* [Directions for this task] Pull out every line in the data that has the string "JSON" in it.

+++ Data records +++

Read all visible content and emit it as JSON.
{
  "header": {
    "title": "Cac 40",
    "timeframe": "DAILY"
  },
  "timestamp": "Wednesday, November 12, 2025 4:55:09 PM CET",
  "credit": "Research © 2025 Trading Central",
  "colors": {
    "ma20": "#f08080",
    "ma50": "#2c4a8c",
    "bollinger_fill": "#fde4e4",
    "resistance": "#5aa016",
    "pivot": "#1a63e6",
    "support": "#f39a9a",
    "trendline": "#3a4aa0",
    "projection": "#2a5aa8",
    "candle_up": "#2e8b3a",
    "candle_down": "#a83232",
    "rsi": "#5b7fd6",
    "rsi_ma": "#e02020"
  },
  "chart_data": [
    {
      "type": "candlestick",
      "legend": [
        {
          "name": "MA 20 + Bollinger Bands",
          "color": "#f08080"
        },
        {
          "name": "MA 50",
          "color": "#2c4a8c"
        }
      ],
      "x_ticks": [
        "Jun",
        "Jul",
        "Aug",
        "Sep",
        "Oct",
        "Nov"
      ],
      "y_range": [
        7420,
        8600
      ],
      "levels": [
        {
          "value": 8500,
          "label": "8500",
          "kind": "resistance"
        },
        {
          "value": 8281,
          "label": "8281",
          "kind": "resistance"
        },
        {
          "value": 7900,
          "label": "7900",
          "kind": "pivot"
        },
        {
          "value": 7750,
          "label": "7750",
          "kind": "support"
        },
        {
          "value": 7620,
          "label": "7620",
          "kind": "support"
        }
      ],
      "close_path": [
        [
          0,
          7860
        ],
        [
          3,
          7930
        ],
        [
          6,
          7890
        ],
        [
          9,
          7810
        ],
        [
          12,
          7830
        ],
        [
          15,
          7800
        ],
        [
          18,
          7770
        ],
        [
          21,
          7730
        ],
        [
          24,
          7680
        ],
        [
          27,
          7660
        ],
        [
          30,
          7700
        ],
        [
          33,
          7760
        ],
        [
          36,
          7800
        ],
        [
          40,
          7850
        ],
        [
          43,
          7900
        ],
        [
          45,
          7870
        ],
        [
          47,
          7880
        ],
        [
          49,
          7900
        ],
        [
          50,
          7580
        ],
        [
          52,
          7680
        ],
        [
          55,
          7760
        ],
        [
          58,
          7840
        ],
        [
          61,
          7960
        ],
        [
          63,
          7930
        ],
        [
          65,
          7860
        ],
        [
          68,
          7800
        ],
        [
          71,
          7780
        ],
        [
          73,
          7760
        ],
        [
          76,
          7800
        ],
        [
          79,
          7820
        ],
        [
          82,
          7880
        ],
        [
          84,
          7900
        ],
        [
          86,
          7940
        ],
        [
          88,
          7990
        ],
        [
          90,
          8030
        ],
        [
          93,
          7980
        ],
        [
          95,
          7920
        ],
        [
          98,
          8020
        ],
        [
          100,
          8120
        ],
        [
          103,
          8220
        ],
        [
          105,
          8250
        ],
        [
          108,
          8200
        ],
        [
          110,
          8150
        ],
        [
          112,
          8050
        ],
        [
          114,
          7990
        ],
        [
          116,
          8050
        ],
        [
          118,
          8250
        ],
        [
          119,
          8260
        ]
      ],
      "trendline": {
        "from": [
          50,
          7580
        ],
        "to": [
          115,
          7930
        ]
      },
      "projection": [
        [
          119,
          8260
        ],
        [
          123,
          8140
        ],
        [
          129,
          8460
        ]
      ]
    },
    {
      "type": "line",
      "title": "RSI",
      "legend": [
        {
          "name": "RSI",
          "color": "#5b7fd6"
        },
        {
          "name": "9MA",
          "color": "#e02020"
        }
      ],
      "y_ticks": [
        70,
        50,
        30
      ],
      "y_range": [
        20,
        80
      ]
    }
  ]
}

+++
+++ Data records +++

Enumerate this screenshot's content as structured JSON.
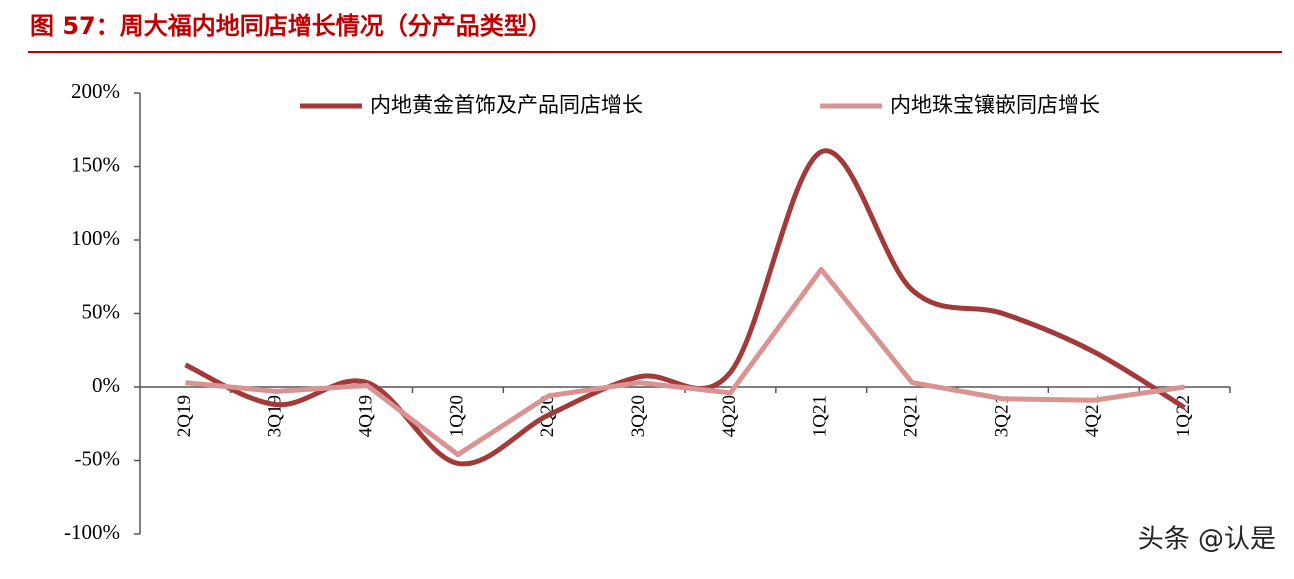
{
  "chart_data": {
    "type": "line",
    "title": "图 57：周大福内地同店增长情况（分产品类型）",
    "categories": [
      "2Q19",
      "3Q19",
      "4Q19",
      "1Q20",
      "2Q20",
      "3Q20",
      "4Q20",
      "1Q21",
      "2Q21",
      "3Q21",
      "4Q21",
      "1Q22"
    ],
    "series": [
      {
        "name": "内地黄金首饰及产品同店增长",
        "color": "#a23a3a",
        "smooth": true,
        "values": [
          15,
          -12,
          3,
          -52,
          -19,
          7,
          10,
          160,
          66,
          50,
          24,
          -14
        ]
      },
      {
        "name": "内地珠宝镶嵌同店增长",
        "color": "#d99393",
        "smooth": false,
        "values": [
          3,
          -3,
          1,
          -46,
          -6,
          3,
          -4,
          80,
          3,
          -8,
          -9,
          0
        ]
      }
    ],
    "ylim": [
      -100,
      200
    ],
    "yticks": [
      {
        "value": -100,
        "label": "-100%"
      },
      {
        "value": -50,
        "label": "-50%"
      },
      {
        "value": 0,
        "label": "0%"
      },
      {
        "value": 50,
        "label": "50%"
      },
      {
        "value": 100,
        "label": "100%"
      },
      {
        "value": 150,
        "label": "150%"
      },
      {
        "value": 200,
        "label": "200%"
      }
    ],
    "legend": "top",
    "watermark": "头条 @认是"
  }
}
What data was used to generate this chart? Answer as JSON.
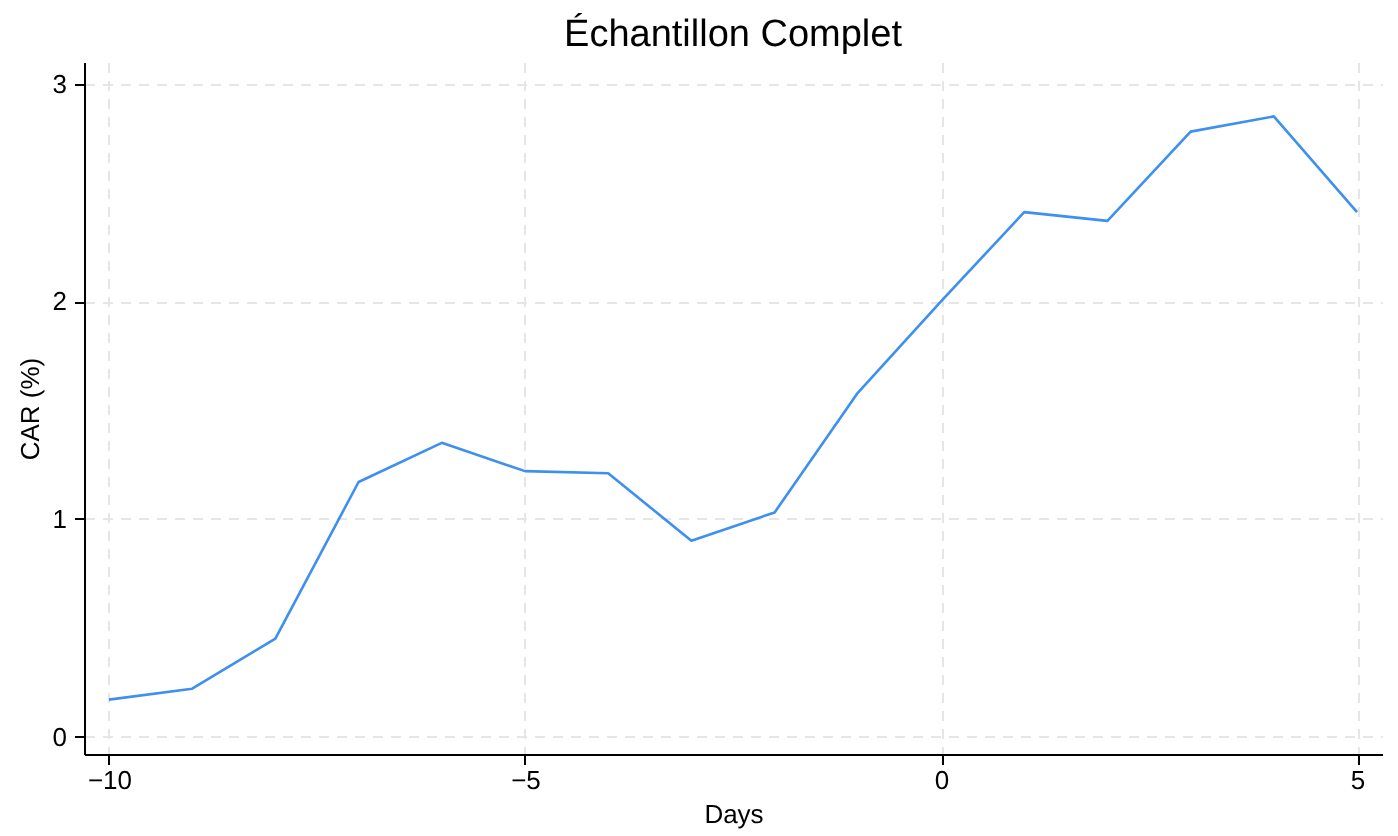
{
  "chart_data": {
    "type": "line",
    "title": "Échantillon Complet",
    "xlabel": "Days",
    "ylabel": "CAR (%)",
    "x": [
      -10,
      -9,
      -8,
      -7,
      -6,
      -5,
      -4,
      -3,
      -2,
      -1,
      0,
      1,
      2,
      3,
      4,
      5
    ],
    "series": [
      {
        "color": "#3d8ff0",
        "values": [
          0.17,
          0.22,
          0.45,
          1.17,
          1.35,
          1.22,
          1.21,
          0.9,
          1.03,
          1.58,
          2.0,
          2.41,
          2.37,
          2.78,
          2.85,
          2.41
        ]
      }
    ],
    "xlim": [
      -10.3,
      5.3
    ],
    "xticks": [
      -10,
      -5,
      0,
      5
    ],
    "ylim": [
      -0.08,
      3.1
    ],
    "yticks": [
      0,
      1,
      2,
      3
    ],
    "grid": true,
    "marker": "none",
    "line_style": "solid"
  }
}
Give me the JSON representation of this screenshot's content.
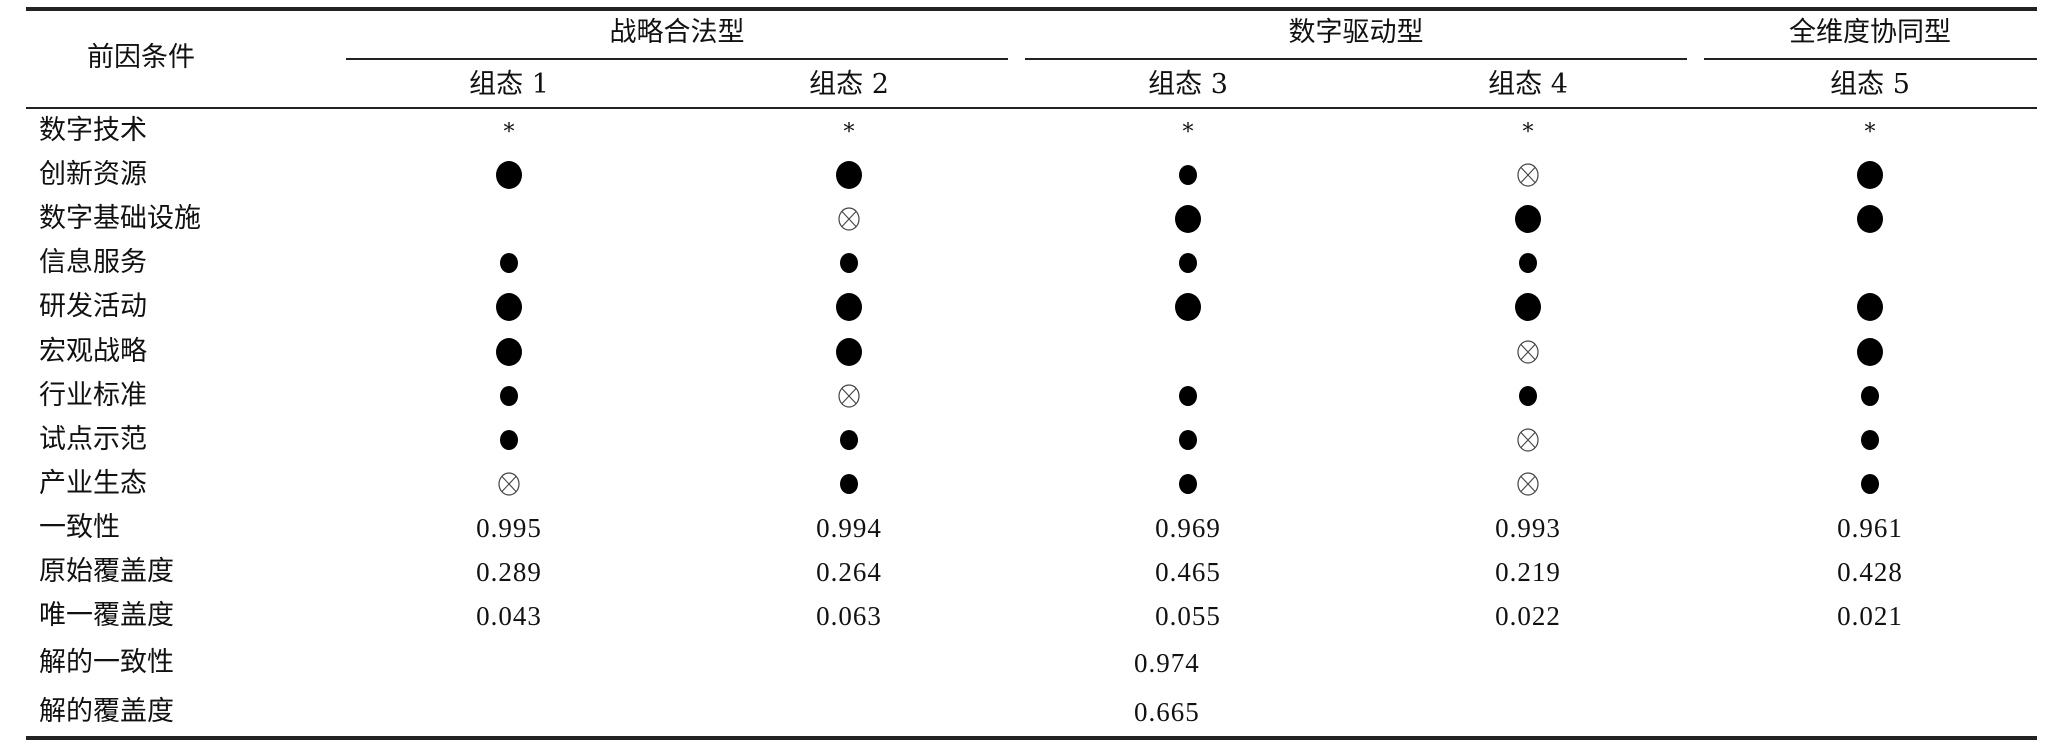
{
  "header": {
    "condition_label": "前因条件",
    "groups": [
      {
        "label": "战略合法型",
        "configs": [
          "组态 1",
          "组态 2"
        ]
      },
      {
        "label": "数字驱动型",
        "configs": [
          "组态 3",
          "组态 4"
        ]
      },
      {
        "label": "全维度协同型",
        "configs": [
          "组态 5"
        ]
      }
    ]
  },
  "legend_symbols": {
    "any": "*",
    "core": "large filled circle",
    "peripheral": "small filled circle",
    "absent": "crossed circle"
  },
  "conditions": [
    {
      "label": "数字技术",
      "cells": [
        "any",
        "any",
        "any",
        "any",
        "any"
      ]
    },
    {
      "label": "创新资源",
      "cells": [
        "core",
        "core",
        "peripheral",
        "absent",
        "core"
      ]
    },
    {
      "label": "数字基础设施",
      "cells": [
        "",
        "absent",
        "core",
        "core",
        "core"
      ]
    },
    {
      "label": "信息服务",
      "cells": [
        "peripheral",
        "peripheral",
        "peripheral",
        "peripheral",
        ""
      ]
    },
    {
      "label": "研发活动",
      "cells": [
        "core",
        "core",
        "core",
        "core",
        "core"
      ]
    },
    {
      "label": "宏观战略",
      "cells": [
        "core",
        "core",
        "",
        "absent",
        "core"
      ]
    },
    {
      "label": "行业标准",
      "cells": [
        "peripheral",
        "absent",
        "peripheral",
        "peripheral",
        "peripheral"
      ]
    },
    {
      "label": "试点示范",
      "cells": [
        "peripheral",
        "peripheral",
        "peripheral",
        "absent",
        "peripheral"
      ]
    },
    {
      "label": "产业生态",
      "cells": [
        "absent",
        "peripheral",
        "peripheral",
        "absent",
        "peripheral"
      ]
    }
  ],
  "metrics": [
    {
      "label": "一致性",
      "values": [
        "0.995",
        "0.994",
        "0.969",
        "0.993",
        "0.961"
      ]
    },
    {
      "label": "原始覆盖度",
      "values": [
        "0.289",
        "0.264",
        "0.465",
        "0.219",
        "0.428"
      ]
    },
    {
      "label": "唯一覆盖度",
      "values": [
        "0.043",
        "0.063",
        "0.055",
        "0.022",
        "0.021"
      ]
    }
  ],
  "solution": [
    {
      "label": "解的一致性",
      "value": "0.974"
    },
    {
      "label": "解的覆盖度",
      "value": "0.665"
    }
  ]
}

+++

* [Exercise result]
Read all visible content and emit it as JSON.
Enumerate this screenshot's content as structured JSON.
What data was used to generate this chart? Answer as JSON.
Give me the JSON representation of this screenshot's content.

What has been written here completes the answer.